__Task statement__
Take the line that has "Extract all readable text from this page." in it and every line after it to the end of the entries, and reproduce them exactly.

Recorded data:
◇ ◇ ◇ ◇

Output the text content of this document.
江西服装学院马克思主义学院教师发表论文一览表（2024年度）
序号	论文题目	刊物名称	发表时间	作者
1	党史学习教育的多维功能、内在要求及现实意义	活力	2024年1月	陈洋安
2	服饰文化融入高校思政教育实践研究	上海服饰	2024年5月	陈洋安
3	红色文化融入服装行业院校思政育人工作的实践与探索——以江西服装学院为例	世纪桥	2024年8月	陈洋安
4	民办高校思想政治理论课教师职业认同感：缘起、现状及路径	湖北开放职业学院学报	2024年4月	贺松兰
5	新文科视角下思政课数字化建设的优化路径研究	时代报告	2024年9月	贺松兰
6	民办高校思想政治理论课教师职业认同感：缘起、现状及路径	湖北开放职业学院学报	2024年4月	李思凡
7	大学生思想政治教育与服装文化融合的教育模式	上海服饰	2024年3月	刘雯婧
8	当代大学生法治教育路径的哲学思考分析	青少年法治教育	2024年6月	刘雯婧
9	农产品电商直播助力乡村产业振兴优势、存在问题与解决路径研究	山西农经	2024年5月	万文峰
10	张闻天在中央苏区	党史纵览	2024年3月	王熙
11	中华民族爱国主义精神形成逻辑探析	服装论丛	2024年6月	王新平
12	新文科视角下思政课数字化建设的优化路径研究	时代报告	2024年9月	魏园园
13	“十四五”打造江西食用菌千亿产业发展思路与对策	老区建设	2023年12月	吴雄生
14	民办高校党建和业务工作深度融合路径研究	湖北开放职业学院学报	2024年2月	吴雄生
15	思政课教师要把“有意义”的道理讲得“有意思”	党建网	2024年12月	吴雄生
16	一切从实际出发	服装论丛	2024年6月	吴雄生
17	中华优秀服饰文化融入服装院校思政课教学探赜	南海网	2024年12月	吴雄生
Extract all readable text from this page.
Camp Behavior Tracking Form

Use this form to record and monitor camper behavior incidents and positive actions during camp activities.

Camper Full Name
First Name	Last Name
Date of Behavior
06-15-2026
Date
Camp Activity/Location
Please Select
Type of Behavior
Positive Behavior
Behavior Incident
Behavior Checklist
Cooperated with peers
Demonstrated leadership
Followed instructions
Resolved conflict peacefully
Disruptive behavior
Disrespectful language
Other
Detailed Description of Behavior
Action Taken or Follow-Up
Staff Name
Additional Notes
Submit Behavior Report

◇ ◇ ◇ ◇

__Task solution__
Extract all readable text from this page.
Camp Behavior Tracking Form

Use this form to record and monitor camper behavior incidents and positive actions during camp activities.

Camper Full Name
First Name	Last Name
Date of Behavior
06-15-2026
Date
Camp Activity/Location
Please Select
Type of Behavior
Positive Behavior
Behavior Incident
Behavior Checklist
Cooperated with peers
Demonstrated leadership
Followed instructions
Resolved conflict peacefully
Disruptive behavior
Disrespectful language
Other
Detailed Description of Behavior
Action Taken or Follow-Up
Staff Name
Additional Notes
Submit Behavior Report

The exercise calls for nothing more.